Little is known about the potential dangers posed by the Omicron coronavirus variant but concern over its spread is already threatening to wreck reopening plans in Asia-Pacific.
After more than 20 months of strict border controls and restrictions on daily life, many countries in the region had tentatively started to loosen up and live with Covid — months after their European and North American counterparts fully reopened.
But it took only a matter of days to change that.
Last month, after South African scientists detected a new variant, dozens of nations imposed travel bans on visitors from several southern African countries. Some countries in Asia-Pacific have gone further by extending mandatory quarantines or shutting their borders to almost all foreign travelers.
Scientists in the United States say it will take at least two weeks to know more about how the variant impacts vaccine efficacy and Covid treatments. As public health experts wait for the data, governments across the Asia-Pacific region aren’t taking any risks. Many are acting quickly over concerns the new Omicron variant could spread into their territories, even in places with already-strict border rules or high vaccination rates.
Experts say that’s understandable. But, they say countries may need to adjust their expectations of what living with Covid looks like and improve vaccine equity as the virus becomes endemic.
“Initially, we thought we lived in this black and white world in terms of the possibility of living with Covid or without it, but that choice is kind of going away with it becoming endemic,” said Renu Singh, research assistant professor with Hong Kong University of Science and Technology, who works on the politics of public health during Covid-19.
Some countries in Asia delay reopening
In one of the strongest reactions to Omicron, Japan shut its borders to almost all non-citizens, including international students, business travelers and people visiting family.
Japan initially asked all airlines to suspend reservations — potentially stranding Japanese citizens overseas — but later rescinded the request after complaints. Japanese citizens and foreign residents with a reentry permit are still generally allowed to reenter Japan, according to the Ministry of Foreign Affairs, though they will have to complete mandatory government quarantines from certain countries.

▶ MATERIAL SUPPLIED
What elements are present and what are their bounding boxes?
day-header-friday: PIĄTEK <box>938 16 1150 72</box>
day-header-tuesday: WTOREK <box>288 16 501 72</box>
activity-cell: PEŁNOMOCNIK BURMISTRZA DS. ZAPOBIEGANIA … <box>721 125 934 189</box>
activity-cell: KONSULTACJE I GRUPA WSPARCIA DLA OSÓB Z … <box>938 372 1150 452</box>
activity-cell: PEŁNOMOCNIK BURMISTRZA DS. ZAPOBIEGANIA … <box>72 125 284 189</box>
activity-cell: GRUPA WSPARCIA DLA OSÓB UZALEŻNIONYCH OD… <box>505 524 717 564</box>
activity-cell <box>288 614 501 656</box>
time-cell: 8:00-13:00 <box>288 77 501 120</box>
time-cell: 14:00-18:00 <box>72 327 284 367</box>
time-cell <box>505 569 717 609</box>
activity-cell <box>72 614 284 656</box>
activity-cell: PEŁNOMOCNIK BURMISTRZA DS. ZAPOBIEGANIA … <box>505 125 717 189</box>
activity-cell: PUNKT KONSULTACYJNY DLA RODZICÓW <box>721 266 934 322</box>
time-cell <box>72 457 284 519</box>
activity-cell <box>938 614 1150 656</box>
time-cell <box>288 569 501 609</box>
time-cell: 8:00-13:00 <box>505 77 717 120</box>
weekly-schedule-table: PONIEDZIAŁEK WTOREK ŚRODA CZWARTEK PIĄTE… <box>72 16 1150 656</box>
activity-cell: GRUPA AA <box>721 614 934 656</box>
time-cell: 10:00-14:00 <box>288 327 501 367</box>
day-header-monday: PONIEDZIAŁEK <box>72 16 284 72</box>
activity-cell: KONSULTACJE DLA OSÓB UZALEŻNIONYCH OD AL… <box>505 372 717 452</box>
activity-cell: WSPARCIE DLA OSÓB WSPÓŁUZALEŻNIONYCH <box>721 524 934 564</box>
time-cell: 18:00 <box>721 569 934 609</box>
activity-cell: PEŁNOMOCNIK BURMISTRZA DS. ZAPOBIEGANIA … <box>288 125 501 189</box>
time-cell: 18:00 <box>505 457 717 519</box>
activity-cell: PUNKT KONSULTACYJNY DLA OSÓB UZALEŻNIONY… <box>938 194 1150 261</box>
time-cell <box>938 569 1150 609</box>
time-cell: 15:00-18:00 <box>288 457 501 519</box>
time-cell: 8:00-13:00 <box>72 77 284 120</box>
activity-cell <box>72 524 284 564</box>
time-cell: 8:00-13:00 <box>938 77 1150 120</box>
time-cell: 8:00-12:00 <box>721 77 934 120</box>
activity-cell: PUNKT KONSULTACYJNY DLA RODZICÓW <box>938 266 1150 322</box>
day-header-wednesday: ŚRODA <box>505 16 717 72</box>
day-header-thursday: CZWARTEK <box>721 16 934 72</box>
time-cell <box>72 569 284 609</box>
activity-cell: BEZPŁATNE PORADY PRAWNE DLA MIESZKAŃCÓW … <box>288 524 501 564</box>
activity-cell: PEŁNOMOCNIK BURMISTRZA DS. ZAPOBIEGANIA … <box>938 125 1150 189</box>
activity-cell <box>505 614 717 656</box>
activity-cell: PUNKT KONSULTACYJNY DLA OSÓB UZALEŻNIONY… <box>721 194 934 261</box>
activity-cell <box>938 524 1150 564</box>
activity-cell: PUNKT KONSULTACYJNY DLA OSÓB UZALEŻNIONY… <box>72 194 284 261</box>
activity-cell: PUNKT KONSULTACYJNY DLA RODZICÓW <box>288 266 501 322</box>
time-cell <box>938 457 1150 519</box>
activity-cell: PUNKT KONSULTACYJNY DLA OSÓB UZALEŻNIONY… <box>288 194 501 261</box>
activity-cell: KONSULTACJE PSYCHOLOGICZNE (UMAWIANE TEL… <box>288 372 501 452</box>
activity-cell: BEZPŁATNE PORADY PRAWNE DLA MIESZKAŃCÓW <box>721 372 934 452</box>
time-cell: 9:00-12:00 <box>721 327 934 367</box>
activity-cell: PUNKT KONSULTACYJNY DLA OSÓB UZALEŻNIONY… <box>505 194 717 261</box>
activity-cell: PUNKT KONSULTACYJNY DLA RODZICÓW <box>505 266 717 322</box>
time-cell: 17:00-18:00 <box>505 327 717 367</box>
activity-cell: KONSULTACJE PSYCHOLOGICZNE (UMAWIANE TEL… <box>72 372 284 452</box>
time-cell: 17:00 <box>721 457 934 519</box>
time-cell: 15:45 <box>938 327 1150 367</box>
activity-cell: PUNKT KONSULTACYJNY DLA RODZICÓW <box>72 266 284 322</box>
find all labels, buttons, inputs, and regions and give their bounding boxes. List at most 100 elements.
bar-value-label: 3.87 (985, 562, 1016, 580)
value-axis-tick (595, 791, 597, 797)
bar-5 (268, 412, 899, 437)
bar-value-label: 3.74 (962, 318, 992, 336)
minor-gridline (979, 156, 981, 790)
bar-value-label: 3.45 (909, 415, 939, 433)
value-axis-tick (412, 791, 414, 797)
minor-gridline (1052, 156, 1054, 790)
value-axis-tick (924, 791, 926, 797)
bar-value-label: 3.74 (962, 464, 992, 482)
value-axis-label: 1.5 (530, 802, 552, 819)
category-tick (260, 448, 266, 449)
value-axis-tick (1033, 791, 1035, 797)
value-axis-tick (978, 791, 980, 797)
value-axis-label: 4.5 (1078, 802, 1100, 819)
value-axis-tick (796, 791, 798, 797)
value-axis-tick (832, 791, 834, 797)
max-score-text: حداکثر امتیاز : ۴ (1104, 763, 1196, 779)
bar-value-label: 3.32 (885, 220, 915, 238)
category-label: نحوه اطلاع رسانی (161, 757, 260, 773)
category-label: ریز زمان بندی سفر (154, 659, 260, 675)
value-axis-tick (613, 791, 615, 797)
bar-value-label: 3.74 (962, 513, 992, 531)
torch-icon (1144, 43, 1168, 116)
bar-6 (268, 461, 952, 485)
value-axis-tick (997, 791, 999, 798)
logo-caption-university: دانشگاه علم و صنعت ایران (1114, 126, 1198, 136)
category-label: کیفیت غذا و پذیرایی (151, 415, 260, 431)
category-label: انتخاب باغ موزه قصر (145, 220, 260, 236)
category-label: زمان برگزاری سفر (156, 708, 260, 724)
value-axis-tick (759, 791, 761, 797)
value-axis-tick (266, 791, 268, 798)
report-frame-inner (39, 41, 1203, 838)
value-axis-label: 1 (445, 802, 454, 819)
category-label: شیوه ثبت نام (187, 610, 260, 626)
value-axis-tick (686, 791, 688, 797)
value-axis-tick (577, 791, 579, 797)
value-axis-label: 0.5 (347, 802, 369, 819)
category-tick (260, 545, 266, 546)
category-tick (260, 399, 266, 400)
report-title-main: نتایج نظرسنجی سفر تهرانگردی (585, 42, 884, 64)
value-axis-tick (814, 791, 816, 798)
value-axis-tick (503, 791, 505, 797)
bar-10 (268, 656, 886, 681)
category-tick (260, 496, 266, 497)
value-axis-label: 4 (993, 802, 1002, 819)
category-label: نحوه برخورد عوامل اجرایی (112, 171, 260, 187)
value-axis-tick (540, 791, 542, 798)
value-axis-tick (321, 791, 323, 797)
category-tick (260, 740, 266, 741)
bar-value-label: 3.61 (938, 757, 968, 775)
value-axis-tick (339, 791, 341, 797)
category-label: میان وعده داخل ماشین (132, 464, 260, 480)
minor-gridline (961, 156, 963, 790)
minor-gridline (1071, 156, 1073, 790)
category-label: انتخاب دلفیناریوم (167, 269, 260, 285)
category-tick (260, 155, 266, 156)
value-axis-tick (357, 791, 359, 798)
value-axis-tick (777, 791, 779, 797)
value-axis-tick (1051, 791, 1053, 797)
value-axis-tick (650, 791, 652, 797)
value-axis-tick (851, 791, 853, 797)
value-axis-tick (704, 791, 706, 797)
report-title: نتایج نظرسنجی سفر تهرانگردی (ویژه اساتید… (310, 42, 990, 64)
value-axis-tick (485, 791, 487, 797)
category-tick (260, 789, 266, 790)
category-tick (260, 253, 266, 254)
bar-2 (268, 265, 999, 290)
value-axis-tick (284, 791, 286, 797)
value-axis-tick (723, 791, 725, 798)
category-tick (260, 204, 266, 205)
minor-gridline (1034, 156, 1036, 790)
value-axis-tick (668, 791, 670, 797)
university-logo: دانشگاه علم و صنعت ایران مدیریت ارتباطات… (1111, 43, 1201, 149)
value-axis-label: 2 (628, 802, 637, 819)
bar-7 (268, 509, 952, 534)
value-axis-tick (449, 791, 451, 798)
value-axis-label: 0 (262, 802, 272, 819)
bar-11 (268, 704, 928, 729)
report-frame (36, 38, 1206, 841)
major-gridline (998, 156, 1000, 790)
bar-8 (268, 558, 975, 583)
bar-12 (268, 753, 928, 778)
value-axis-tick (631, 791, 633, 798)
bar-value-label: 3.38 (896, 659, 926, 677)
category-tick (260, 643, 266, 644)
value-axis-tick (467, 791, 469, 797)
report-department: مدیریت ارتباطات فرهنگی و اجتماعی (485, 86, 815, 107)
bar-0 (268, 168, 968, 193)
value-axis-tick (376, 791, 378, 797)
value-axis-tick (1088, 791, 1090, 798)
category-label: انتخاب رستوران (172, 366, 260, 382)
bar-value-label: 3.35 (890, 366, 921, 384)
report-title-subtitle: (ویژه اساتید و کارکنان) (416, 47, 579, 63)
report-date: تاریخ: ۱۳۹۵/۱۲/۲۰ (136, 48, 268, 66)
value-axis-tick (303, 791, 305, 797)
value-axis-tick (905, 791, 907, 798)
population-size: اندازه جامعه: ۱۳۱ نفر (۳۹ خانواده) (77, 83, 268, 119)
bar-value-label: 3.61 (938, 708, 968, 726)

▶ WORK TO COMPLETE
#1 According to the article on Omicron and Asia-Pacific reopening plans, how long do scientists in the United States say it will take to learn more about the variant's effect on vaccine efficacy and Covid treatments?
#2 Decide whether each statement agrees with the article on Omicron and Asia-Pacific reopening plans, answering yes or no and quoting the words that settle it: (a) Japan closed its borders to almost all non-citizens, international students among them. (b) Japan's request that airlines suspend reservations is still in effect. (c) Renu Singh works at the University of Hong Kong.
#3 Continue the article on Omicron and Asia-Pacific reopening plans after its last sentence.

▶ ANSWERS FOR THE TASKS
#1 At least two weeks.

#2
(a) Yes: "Japan shut its borders to almost all non-citizens, including international students, business travelers and people visiting family."
(b) No: "but later rescinded the request after complaints."
(c) No: "research assistant professor with Hong Kong University of Science and Technology."

#3
The new rules come just weeks after Japan showed signs of opening up, reducing its mandatory quarantine for vaccinated business travelers from 10 days to three and dropping a curfew on bars and restaurants in the capital, Tokyo.
And Japan isn’t the only Asia-Pacific country rolling back plans to ease restrictions.
Australia — which began reopening a month ago after more than a year of tough border controls — has delayed plans to allow migrants and international students into the country for two weeks over Omicron concerns. It has also banned visitors from several southern African countries. In addition, some state governments are once again requiring international and inter-state travelers to quarantine.
Even countries that relied on tourism and whose economies and people suffered badly as tourism dollars dried up are putting reopening plans on hold. The Philippines, for example, temporarily suspended its plans to allow fully vaccinated international travelers to enter the country in response to Omicron.
Dr. Jason Wang, a professor of pediatrics and health policy at Stanford University, said reopening is a “dynamic process” that may require countries to adjust their policies quickly.
“What the pandemic has taught us is to balance lives and livelihoods. It’s like the heart, we need both systole (contract) and diastole (relax) to keep the heart pumping. Governments need to apply restrictions when cases go up quickly, but can relax when infection rate goes down,” Wang said.
“The goal is to minimize the risk of infectious spread while allowing travel,” he said. “We now have many finer tools to fight the pandemic. Travel ban is a big gun that should be used temporarily, not in the long run.”